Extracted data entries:
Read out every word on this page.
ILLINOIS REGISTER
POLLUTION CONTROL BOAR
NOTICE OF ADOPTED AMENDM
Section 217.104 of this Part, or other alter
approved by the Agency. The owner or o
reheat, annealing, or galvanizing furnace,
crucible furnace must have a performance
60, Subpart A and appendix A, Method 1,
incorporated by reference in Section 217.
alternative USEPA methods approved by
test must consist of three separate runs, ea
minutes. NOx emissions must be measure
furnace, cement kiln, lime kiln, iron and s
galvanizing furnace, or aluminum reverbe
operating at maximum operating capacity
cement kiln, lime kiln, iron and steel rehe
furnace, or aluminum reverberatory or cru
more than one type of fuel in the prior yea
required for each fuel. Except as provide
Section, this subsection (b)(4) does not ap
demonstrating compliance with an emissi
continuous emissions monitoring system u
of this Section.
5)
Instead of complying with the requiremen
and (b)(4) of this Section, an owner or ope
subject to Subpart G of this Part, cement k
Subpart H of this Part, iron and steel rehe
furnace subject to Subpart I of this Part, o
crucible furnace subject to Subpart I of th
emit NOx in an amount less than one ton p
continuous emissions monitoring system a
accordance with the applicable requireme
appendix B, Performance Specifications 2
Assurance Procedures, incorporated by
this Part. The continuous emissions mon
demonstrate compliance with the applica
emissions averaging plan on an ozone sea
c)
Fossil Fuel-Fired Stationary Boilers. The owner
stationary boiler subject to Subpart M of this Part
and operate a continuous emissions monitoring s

* **TASK PROMPT**: Check every line of the data, and copy the ones that contain "than".

* **ANSWER TO THE PROBLEM**:
more than one type of fuel in the prior yea
emit NOx in an amount less than one ton p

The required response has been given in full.